Rows from a dataset
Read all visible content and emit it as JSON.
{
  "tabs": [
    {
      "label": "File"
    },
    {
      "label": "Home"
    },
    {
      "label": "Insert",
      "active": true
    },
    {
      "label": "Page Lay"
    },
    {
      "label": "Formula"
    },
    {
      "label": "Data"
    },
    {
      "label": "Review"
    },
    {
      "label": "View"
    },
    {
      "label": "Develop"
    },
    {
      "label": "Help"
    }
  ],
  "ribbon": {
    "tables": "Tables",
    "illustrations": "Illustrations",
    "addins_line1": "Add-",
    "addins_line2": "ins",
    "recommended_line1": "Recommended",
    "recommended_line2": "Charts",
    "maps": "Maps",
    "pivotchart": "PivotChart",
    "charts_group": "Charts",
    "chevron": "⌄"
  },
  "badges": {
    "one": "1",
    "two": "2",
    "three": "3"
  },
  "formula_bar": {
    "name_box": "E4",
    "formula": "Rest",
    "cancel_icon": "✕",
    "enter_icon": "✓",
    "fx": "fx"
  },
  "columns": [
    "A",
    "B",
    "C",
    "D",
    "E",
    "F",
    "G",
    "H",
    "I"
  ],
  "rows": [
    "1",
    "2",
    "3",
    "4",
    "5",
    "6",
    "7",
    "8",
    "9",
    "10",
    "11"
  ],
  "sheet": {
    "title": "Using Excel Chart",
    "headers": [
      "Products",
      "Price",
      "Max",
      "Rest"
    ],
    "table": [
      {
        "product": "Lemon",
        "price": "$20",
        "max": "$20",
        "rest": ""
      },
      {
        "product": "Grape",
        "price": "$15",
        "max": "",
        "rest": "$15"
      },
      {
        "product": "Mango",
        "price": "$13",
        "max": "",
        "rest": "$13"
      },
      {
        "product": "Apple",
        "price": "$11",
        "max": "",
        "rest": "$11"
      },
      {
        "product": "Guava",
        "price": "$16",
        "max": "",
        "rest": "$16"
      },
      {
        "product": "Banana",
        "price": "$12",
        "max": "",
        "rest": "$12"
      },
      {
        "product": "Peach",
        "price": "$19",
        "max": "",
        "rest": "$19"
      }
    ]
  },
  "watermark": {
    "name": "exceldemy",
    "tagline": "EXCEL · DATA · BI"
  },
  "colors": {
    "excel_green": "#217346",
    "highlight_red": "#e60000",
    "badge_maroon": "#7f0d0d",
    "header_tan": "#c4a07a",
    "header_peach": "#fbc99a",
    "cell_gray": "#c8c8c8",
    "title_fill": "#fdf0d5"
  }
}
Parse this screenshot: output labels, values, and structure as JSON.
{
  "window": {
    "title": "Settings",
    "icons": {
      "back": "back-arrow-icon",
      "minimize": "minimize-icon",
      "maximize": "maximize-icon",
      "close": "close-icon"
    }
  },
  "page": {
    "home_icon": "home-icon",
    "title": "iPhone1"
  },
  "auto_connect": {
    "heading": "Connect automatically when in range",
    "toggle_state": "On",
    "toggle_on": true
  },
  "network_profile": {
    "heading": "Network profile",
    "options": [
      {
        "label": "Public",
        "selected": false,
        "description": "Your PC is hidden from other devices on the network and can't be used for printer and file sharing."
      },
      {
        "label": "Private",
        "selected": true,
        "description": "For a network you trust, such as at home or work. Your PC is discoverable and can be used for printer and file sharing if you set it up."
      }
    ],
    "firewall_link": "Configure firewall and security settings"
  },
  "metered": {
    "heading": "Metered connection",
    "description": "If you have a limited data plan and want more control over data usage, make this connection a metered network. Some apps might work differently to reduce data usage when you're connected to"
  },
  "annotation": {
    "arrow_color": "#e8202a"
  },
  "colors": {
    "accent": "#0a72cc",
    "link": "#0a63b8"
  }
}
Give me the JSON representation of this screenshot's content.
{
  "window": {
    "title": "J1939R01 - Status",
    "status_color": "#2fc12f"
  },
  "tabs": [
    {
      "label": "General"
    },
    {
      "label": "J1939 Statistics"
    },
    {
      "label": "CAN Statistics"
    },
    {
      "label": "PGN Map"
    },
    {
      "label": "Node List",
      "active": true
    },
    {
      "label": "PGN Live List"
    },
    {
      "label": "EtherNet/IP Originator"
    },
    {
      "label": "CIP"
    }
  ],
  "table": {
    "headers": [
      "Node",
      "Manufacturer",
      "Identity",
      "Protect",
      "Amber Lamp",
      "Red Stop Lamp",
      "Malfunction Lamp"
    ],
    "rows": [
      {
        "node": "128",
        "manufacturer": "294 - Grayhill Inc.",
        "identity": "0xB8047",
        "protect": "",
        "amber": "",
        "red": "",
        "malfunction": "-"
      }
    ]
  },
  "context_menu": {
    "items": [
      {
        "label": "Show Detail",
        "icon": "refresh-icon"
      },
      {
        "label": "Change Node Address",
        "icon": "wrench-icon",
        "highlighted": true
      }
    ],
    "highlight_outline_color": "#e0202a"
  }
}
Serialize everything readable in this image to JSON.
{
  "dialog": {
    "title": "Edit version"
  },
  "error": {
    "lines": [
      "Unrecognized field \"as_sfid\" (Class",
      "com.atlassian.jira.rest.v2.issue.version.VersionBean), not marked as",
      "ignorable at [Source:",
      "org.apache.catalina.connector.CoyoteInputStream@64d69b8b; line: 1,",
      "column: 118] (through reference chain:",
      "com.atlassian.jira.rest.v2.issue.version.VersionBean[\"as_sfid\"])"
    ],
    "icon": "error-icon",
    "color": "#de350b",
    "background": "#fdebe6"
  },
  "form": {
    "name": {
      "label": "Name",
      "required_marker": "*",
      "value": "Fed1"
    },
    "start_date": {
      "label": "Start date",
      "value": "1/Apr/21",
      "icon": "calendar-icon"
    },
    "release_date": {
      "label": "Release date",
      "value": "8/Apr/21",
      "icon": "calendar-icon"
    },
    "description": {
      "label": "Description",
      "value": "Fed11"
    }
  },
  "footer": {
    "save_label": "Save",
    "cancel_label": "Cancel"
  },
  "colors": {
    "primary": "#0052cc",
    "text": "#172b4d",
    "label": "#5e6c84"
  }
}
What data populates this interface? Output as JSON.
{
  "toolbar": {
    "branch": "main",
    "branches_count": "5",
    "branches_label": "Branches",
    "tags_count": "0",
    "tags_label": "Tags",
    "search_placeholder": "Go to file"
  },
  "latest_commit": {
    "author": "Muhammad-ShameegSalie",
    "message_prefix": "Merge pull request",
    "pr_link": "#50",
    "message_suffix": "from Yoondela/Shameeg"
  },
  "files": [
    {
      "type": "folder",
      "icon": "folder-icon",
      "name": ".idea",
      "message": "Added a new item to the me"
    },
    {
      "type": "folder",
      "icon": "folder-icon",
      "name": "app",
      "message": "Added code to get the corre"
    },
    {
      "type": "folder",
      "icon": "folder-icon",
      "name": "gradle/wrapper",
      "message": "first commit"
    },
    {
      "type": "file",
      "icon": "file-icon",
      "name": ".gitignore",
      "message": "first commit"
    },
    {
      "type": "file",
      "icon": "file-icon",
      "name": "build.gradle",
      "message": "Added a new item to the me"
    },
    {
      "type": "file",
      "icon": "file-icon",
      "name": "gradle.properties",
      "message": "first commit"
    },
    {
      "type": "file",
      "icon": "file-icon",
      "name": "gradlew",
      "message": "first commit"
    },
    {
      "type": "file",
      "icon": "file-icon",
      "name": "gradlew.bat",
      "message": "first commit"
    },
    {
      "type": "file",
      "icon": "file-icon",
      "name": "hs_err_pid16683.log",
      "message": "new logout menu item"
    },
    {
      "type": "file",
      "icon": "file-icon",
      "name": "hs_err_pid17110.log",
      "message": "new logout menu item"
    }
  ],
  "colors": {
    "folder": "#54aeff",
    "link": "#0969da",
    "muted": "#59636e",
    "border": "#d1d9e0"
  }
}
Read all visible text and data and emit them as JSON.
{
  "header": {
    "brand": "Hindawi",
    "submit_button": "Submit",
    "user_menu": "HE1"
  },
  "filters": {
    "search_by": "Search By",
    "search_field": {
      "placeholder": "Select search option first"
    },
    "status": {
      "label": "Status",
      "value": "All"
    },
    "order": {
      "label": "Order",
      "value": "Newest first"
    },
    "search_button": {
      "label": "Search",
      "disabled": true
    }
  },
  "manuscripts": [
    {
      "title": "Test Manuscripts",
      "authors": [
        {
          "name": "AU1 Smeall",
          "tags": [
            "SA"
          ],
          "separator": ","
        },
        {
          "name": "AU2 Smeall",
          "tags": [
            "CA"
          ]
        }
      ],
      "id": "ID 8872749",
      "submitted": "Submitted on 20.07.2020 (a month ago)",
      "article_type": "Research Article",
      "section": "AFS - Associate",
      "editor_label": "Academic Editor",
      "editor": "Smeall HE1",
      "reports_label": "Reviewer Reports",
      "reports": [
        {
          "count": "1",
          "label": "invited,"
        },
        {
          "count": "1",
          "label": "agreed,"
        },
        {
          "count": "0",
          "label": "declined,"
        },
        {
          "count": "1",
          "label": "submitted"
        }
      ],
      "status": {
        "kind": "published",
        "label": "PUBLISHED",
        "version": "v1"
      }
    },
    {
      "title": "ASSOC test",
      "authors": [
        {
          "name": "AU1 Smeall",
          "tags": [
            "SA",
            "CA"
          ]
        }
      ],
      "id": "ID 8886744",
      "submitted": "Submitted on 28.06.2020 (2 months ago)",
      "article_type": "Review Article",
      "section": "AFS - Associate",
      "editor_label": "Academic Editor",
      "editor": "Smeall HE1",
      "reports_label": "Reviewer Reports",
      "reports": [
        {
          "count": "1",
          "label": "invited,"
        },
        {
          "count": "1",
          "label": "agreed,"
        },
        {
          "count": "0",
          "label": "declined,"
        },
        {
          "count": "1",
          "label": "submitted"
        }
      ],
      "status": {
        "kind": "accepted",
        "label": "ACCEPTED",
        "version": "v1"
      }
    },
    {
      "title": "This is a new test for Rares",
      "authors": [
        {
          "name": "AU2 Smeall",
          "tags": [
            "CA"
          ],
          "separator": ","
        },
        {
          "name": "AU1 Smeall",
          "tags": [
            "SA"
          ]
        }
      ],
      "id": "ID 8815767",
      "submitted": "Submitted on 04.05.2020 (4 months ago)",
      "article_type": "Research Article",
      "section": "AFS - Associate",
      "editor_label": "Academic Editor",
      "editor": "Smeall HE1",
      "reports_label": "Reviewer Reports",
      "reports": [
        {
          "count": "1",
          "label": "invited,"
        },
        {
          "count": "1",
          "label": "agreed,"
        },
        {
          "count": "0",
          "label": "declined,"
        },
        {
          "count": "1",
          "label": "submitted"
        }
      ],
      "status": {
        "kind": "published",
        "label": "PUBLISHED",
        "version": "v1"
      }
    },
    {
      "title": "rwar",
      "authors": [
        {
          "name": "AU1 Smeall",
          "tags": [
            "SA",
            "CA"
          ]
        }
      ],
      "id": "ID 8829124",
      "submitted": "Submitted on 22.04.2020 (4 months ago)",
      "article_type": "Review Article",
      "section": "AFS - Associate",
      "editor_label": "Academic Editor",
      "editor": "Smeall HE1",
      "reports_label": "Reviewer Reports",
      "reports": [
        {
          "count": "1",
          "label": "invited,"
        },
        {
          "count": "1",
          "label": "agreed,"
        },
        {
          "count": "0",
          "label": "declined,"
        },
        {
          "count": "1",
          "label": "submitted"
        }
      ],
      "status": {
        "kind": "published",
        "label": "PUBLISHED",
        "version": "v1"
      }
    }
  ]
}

GIVEN TASK → Work out how many lines of the listing above include the word "sharing". Report only the number.

RESULT OF THIS EXERCISE → 2